What you should do:
The data below should be printed in full, exactly, and without any of its images.

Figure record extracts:
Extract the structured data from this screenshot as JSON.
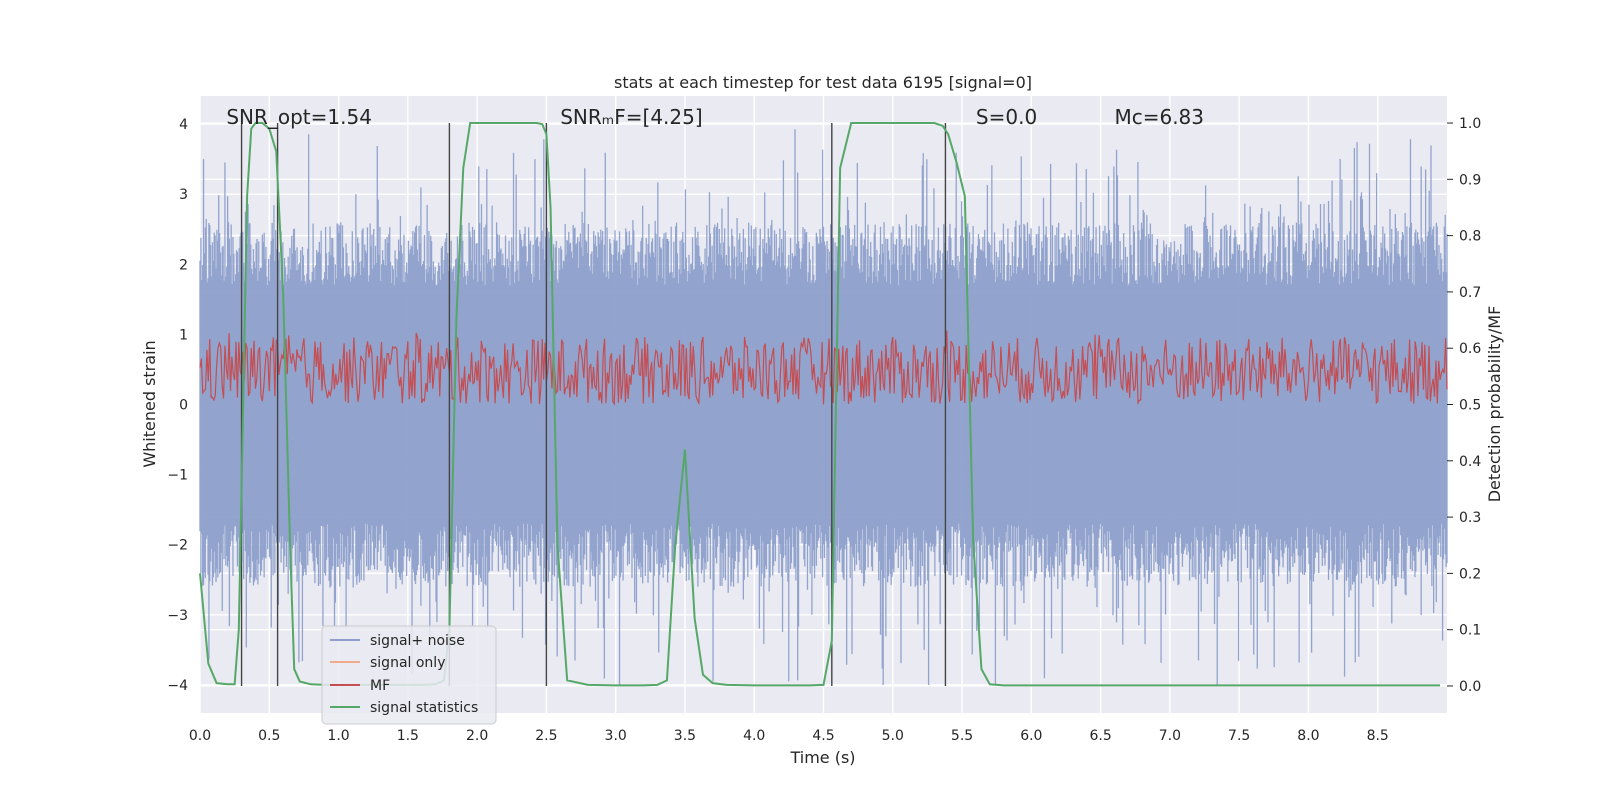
{
  "chart_data": {
    "type": "line",
    "title": "stats at each timestep for test data 6195 [signal=0]",
    "xlabel": "Time (s)",
    "ylabel": "Whitened strain",
    "y2label": "Detection probability/MF",
    "xlim": [
      0,
      9
    ],
    "ylim": [
      -4.4,
      4.4
    ],
    "y2lim": [
      -0.048,
      1.048
    ],
    "xticks": [
      0.0,
      0.5,
      1.0,
      1.5,
      2.0,
      2.5,
      3.0,
      3.5,
      4.0,
      4.5,
      5.0,
      5.5,
      6.0,
      6.5,
      7.0,
      7.5,
      8.0,
      8.5
    ],
    "xtick_labels": [
      "0.0",
      "0.5",
      "1.0",
      "1.5",
      "2.0",
      "2.5",
      "3.0",
      "3.5",
      "4.0",
      "4.5",
      "5.0",
      "5.5",
      "6.0",
      "6.5",
      "7.0",
      "7.5",
      "8.0",
      "8.5"
    ],
    "yticks": [
      -4,
      -3,
      -2,
      -1,
      0,
      1,
      2,
      3,
      4
    ],
    "ytick_labels": [
      "−4",
      "−3",
      "−2",
      "−1",
      "0",
      "1",
      "2",
      "3",
      "4"
    ],
    "y2ticks": [
      0.0,
      0.1,
      0.2,
      0.3,
      0.4,
      0.5,
      0.6,
      0.7,
      0.8,
      0.9,
      1.0
    ],
    "y2tick_labels": [
      "0.0",
      "0.1",
      "0.2",
      "0.3",
      "0.4",
      "0.5",
      "0.6",
      "0.7",
      "0.8",
      "0.9",
      "1.0"
    ],
    "grid": true,
    "legend_position": "bottom-left",
    "annotations": [
      {
        "id": "snr-opt",
        "text": "SNR_opt=1.54",
        "x": 0.19
      },
      {
        "id": "snr-mf",
        "text": "SNRₘF=[4.25]",
        "x": 2.6
      },
      {
        "id": "s-stat",
        "text": "S=0.0",
        "x": 5.6
      },
      {
        "id": "mc",
        "text": "Mᴄ=6.83",
        "x": 6.6
      }
    ],
    "vlines": [
      0.3,
      0.56,
      1.8,
      2.5,
      4.56,
      5.38
    ],
    "series": [
      {
        "name": "signal+ noise",
        "color": "#8da0cb",
        "axis": "left",
        "kind": "noise",
        "amplitude_range": [
          -4.0,
          4.0
        ]
      },
      {
        "name": "signal only",
        "color": "#f0a98a",
        "axis": "left",
        "kind": "none",
        "values": []
      },
      {
        "name": "MF",
        "color": "#c44e52",
        "axis": "right",
        "kind": "noise",
        "range": [
          0.5,
          0.62
        ]
      },
      {
        "name": "signal statistics",
        "color": "#55a868",
        "axis": "right",
        "kind": "line",
        "x": [
          0.0,
          0.06,
          0.12,
          0.2,
          0.25,
          0.28,
          0.3,
          0.34,
          0.37,
          0.4,
          0.45,
          0.5,
          0.55,
          0.6,
          0.65,
          0.68,
          0.72,
          0.8,
          0.9,
          1.0,
          1.2,
          1.4,
          1.6,
          1.7,
          1.76,
          1.8,
          1.85,
          1.9,
          1.95,
          2.05,
          2.2,
          2.35,
          2.43,
          2.47,
          2.5,
          2.53,
          2.58,
          2.65,
          2.8,
          3.0,
          3.2,
          3.3,
          3.37,
          3.43,
          3.5,
          3.57,
          3.63,
          3.7,
          3.8,
          4.0,
          4.2,
          4.4,
          4.5,
          4.56,
          4.62,
          4.7,
          4.8,
          5.0,
          5.2,
          5.3,
          5.36,
          5.4,
          5.46,
          5.52,
          5.58,
          5.64,
          5.7,
          5.8,
          6.0,
          7.0,
          8.0,
          8.95
        ],
        "values": [
          0.2,
          0.04,
          0.005,
          0.003,
          0.003,
          0.1,
          0.35,
          0.87,
          0.99,
          1.0,
          1.0,
          0.99,
          0.95,
          0.7,
          0.25,
          0.03,
          0.008,
          0.003,
          0.002,
          0.002,
          0.002,
          0.002,
          0.002,
          0.003,
          0.01,
          0.1,
          0.65,
          0.92,
          1.0,
          1.0,
          1.0,
          1.0,
          1.0,
          0.998,
          0.98,
          0.85,
          0.25,
          0.01,
          0.002,
          0.001,
          0.001,
          0.002,
          0.01,
          0.25,
          0.42,
          0.12,
          0.02,
          0.005,
          0.002,
          0.001,
          0.001,
          0.001,
          0.002,
          0.08,
          0.92,
          1.0,
          1.0,
          1.0,
          1.0,
          1.0,
          0.995,
          0.98,
          0.93,
          0.87,
          0.26,
          0.03,
          0.003,
          0.001,
          0.001,
          0.001,
          0.001,
          0.001
        ]
      }
    ]
  }
}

Written response:
Extract the structured data from this screenshot as JSON.
{
  "chart_data": {
    "type": "line",
    "title": "stats at each timestep for test data 6195 [signal=0]",
    "xlabel": "Time (s)",
    "ylabel": "Whitened strain",
    "y2label": "Detection probability/MF",
    "xlim": [
      0,
      9
    ],
    "ylim": [
      -4.4,
      4.4
    ],
    "y2lim": [
      -0.048,
      1.048
    ],
    "xticks": [
      0.0,
      0.5,
      1.0,
      1.5,
      2.0,
      2.5,
      3.0,
      3.5,
      4.0,
      4.5,
      5.0,
      5.5,
      6.0,
      6.5,
      7.0,
      7.5,
      8.0,
      8.5
    ],
    "xtick_labels": [
      "0.0",
      "0.5",
      "1.0",
      "1.5",
      "2.0",
      "2.5",
      "3.0",
      "3.5",
      "4.0",
      "4.5",
      "5.0",
      "5.5",
      "6.0",
      "6.5",
      "7.0",
      "7.5",
      "8.0",
      "8.5"
    ],
    "yticks": [
      -4,
      -3,
      -2,
      -1,
      0,
      1,
      2,
      3,
      4
    ],
    "ytick_labels": [
      "−4",
      "−3",
      "−2",
      "−1",
      "0",
      "1",
      "2",
      "3",
      "4"
    ],
    "y2ticks": [
      0.0,
      0.1,
      0.2,
      0.3,
      0.4,
      0.5,
      0.6,
      0.7,
      0.8,
      0.9,
      1.0
    ],
    "y2tick_labels": [
      "0.0",
      "0.1",
      "0.2",
      "0.3",
      "0.4",
      "0.5",
      "0.6",
      "0.7",
      "0.8",
      "0.9",
      "1.0"
    ],
    "grid": true,
    "legend_position": "bottom-left",
    "annotations": [
      {
        "id": "snr-opt",
        "text": "SNR_opt=1.54",
        "x": 0.19
      },
      {
        "id": "snr-mf",
        "text": "SNRₘF=[4.25]",
        "x": 2.6
      },
      {
        "id": "s-stat",
        "text": "S=0.0",
        "x": 5.6
      },
      {
        "id": "mc",
        "text": "Mᴄ=6.83",
        "x": 6.6
      }
    ],
    "vlines": [
      0.3,
      0.56,
      1.8,
      2.5,
      4.56,
      5.38
    ],
    "series": [
      {
        "name": "signal+ noise",
        "color": "#8da0cb",
        "axis": "left",
        "kind": "noise",
        "amplitude_range": [
          -4.0,
          4.0
        ]
      },
      {
        "name": "signal only",
        "color": "#f0a98a",
        "axis": "left",
        "kind": "none",
        "values": []
      },
      {
        "name": "MF",
        "color": "#c44e52",
        "axis": "right",
        "kind": "noise",
        "range": [
          0.5,
          0.62
        ]
      },
      {
        "name": "signal statistics",
        "color": "#55a868",
        "axis": "right",
        "kind": "line",
        "x": [
          0.0,
          0.06,
          0.12,
          0.2,
          0.25,
          0.28,
          0.3,
          0.34,
          0.37,
          0.4,
          0.45,
          0.5,
          0.55,
          0.6,
          0.65,
          0.68,
          0.72,
          0.8,
          0.9,
          1.0,
          1.2,
          1.4,
          1.6,
          1.7,
          1.76,
          1.8,
          1.85,
          1.9,
          1.95,
          2.05,
          2.2,
          2.35,
          2.43,
          2.47,
          2.5,
          2.53,
          2.58,
          2.65,
          2.8,
          3.0,
          3.2,
          3.3,
          3.37,
          3.43,
          3.5,
          3.57,
          3.63,
          3.7,
          3.8,
          4.0,
          4.2,
          4.4,
          4.5,
          4.56,
          4.62,
          4.7,
          4.8,
          5.0,
          5.2,
          5.3,
          5.36,
          5.4,
          5.46,
          5.52,
          5.58,
          5.64,
          5.7,
          5.8,
          6.0,
          7.0,
          8.0,
          8.95
        ],
        "values": [
          0.2,
          0.04,
          0.005,
          0.003,
          0.003,
          0.1,
          0.35,
          0.87,
          0.99,
          1.0,
          1.0,
          0.99,
          0.95,
          0.7,
          0.25,
          0.03,
          0.008,
          0.003,
          0.002,
          0.002,
          0.002,
          0.002,
          0.002,
          0.003,
          0.01,
          0.1,
          0.65,
          0.92,
          1.0,
          1.0,
          1.0,
          1.0,
          1.0,
          0.998,
          0.98,
          0.85,
          0.25,
          0.01,
          0.002,
          0.001,
          0.001,
          0.002,
          0.01,
          0.25,
          0.42,
          0.12,
          0.02,
          0.005,
          0.002,
          0.001,
          0.001,
          0.001,
          0.002,
          0.08,
          0.92,
          1.0,
          1.0,
          1.0,
          1.0,
          1.0,
          0.995,
          0.98,
          0.93,
          0.87,
          0.26,
          0.03,
          0.003,
          0.001,
          0.001,
          0.001,
          0.001,
          0.001
        ]
      }
    ]
  }
}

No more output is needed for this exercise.